WRITTEN INSTRUCTION: Look through the data below and report how many lines include "Liquidations". Only the number should be given.

Items from a figure collection:
************

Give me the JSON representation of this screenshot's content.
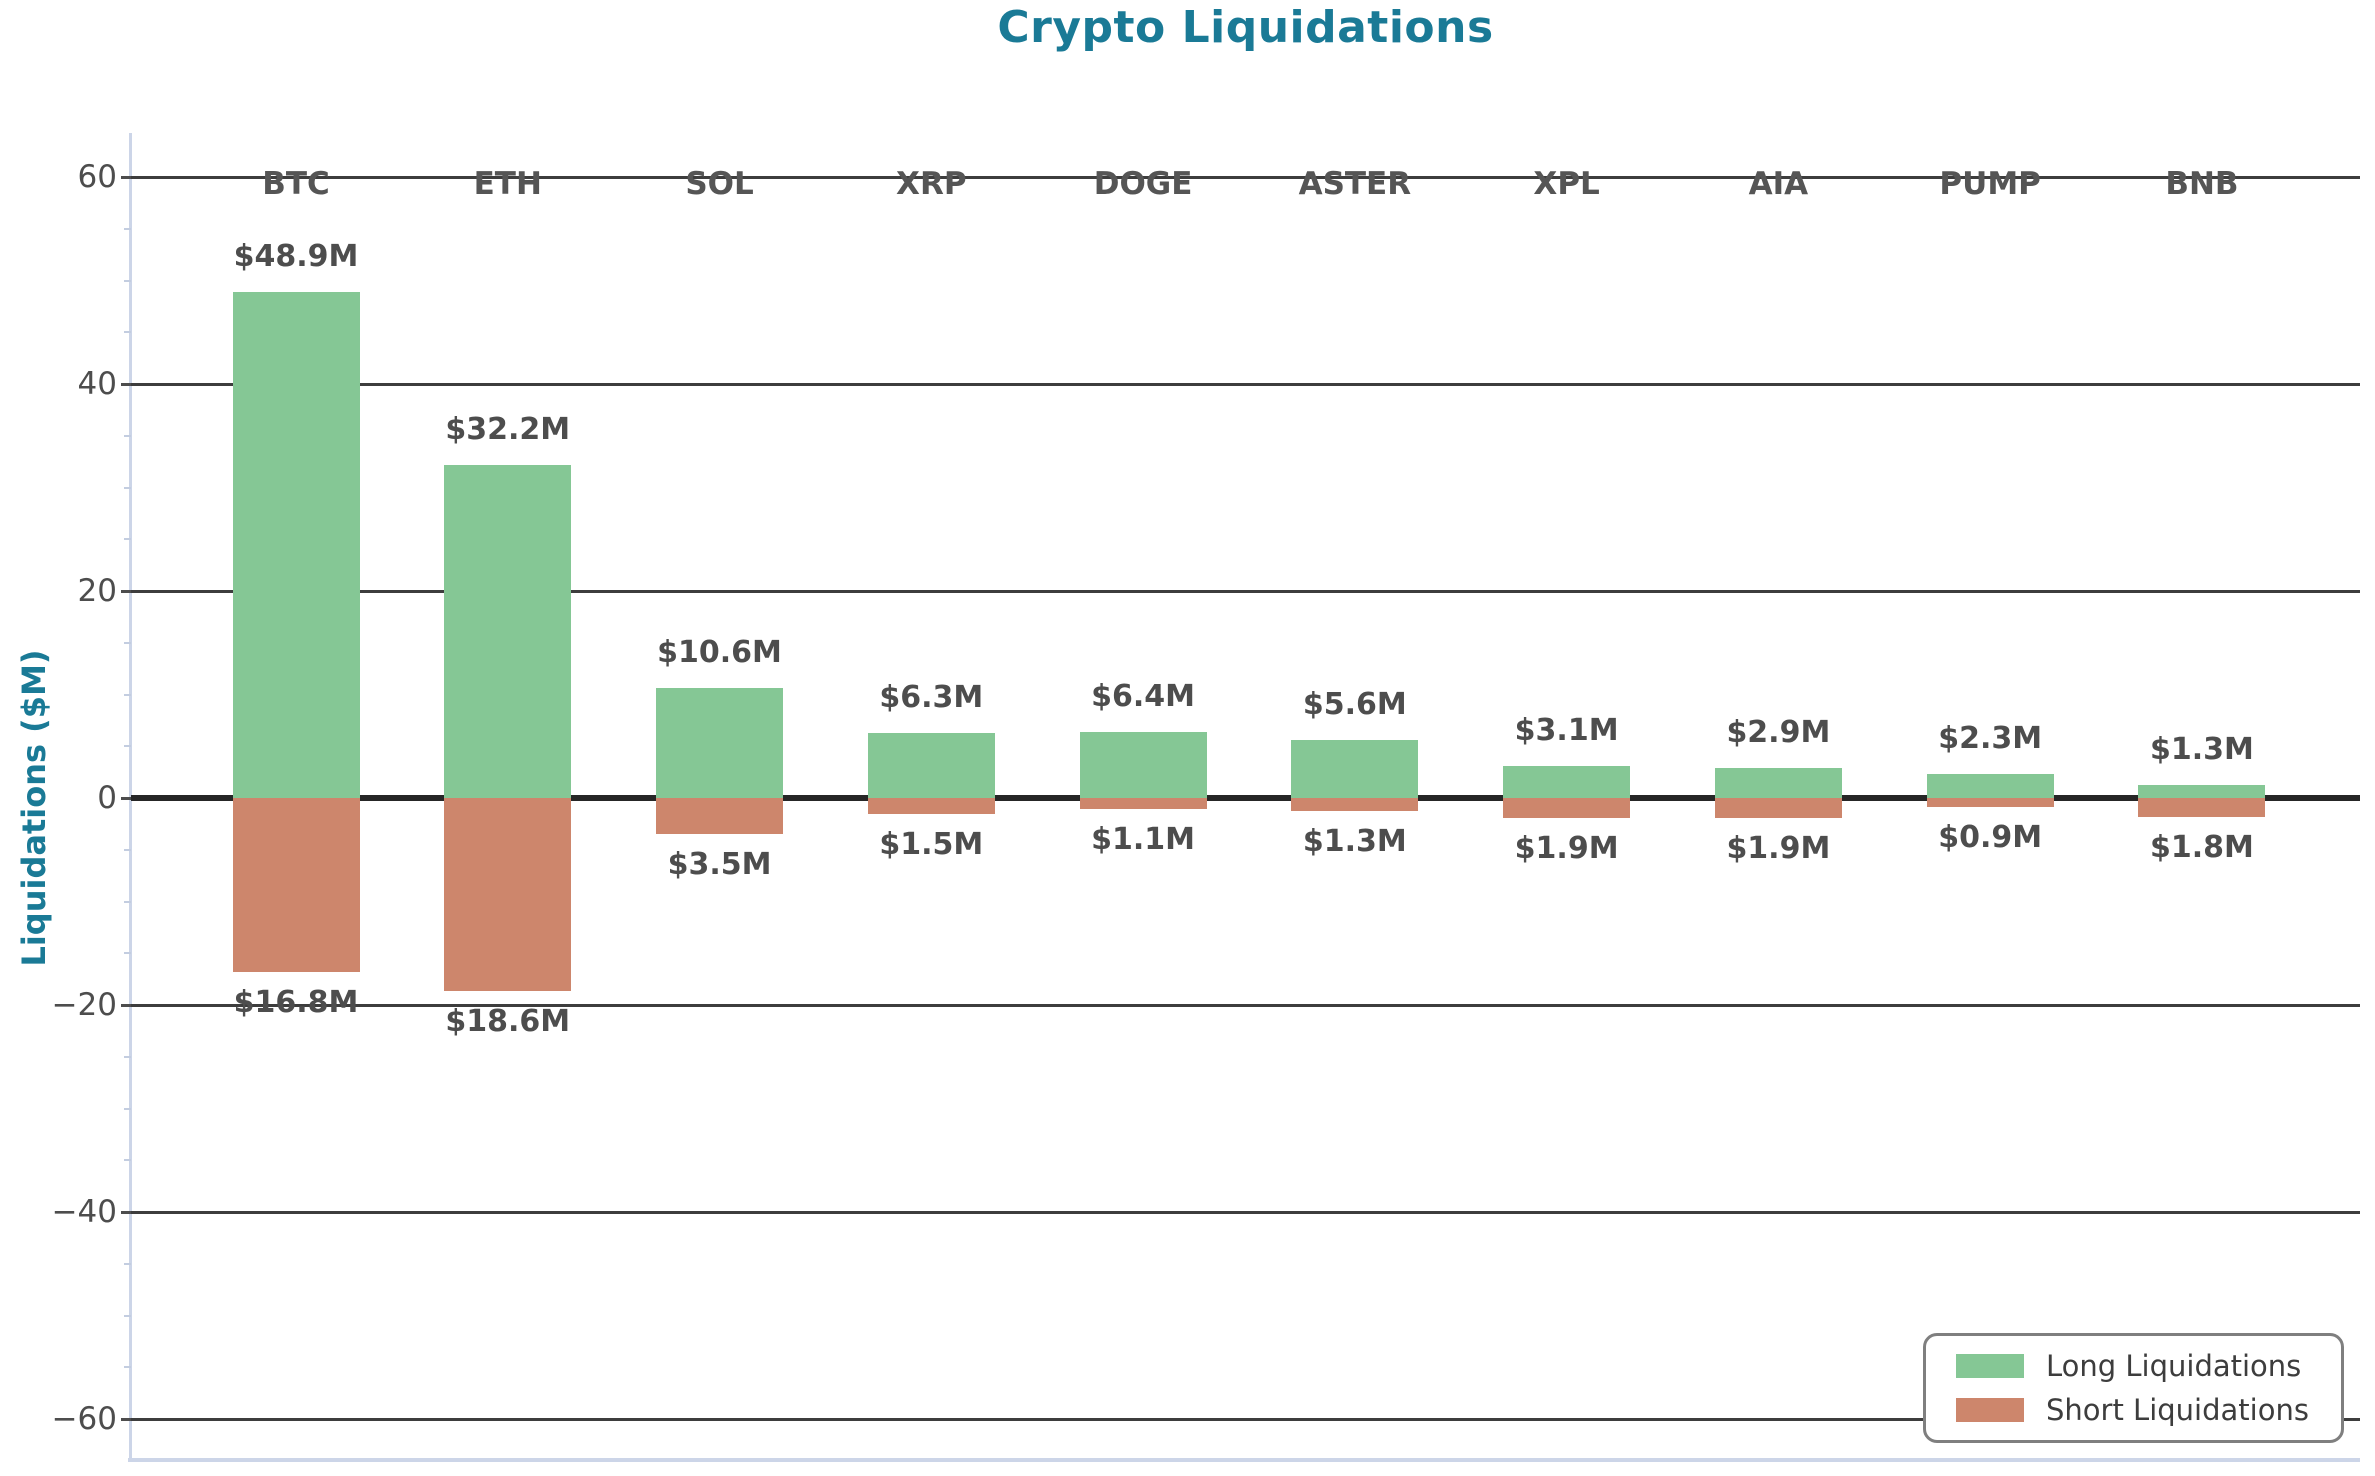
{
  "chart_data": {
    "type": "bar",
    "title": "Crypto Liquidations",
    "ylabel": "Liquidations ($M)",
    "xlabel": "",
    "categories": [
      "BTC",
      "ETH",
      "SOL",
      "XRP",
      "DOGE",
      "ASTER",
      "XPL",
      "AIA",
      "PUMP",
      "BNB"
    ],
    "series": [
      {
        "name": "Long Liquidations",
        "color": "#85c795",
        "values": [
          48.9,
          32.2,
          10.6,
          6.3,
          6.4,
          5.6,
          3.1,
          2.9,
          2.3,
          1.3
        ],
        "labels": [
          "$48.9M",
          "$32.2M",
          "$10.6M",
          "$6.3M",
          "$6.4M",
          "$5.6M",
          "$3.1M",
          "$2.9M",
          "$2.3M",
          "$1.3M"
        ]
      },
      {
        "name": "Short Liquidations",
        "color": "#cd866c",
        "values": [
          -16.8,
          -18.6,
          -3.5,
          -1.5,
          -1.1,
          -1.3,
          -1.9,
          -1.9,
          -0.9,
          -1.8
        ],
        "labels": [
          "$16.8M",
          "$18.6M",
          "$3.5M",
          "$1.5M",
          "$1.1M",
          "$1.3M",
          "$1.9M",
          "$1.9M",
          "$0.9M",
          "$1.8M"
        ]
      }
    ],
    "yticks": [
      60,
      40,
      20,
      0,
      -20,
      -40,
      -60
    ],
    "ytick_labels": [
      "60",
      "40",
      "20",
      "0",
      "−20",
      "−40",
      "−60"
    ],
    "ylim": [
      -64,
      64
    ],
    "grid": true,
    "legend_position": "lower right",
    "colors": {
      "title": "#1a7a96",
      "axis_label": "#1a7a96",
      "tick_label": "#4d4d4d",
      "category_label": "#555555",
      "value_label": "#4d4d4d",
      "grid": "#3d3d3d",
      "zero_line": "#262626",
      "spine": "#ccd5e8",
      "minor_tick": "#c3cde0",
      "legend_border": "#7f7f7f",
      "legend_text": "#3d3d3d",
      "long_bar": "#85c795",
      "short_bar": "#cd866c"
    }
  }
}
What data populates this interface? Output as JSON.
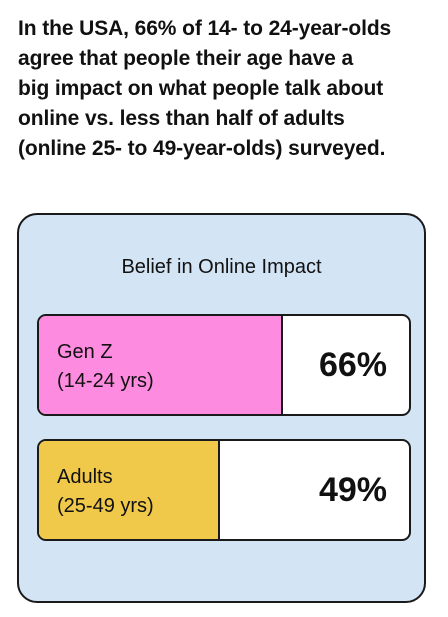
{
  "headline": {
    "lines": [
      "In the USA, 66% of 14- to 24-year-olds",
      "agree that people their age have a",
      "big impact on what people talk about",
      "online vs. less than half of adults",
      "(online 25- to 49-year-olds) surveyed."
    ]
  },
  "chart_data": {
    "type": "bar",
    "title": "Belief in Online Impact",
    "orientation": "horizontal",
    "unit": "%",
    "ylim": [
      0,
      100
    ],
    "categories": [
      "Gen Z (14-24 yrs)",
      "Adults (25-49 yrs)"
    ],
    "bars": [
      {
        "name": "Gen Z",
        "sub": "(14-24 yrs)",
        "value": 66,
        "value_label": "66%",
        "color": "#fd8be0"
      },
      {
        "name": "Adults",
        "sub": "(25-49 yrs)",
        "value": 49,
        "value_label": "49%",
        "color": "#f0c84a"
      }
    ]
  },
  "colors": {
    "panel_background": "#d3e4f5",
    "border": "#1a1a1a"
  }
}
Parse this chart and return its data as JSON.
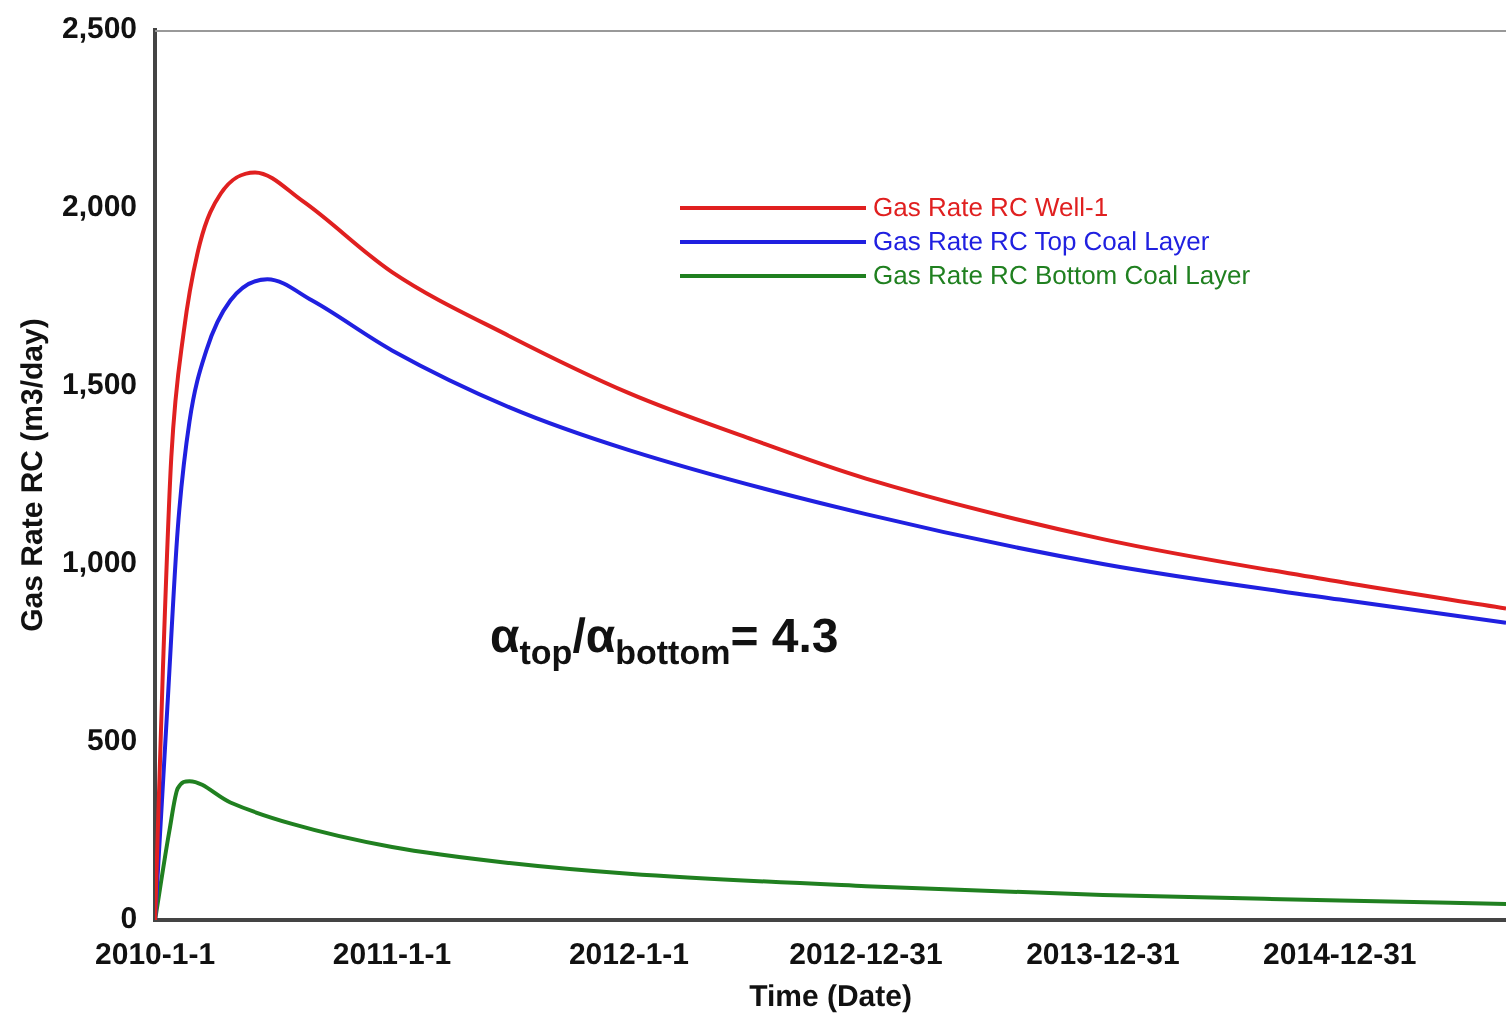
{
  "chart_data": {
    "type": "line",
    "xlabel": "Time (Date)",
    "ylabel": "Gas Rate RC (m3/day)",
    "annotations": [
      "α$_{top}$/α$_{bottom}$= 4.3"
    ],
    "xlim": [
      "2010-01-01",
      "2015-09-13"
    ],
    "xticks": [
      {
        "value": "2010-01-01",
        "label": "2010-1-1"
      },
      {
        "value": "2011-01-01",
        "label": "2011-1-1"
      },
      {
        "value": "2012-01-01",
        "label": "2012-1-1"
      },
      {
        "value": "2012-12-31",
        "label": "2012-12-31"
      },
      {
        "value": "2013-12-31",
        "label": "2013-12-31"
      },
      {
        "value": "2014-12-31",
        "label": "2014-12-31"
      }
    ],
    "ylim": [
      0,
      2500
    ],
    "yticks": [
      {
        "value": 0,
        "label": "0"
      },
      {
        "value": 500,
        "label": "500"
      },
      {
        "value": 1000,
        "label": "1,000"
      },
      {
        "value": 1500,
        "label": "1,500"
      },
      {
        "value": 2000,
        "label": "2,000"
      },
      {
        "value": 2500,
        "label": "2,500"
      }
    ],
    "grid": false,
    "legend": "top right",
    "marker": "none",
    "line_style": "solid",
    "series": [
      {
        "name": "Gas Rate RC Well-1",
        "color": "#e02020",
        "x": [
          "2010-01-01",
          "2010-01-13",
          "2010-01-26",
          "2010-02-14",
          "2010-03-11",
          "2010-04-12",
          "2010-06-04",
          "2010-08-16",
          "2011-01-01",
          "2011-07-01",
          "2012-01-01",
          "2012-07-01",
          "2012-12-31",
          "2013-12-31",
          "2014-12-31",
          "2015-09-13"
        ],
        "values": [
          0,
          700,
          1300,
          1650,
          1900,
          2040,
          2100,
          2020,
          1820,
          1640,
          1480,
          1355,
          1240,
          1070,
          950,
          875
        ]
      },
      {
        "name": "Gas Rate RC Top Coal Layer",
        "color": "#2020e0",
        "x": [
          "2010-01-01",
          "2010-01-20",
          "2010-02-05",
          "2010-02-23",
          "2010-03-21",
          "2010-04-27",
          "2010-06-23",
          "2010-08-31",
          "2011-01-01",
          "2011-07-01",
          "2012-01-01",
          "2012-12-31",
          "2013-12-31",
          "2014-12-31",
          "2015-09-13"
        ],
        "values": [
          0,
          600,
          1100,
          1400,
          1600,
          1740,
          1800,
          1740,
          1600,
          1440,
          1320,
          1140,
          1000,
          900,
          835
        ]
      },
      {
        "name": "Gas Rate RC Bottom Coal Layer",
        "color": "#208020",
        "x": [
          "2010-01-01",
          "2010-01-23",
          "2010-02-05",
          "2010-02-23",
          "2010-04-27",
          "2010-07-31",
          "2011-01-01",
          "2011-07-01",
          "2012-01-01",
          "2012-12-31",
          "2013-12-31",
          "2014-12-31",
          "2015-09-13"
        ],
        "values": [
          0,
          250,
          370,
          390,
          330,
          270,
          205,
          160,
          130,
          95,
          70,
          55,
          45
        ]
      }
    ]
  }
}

************

FULL SOLUTION: 4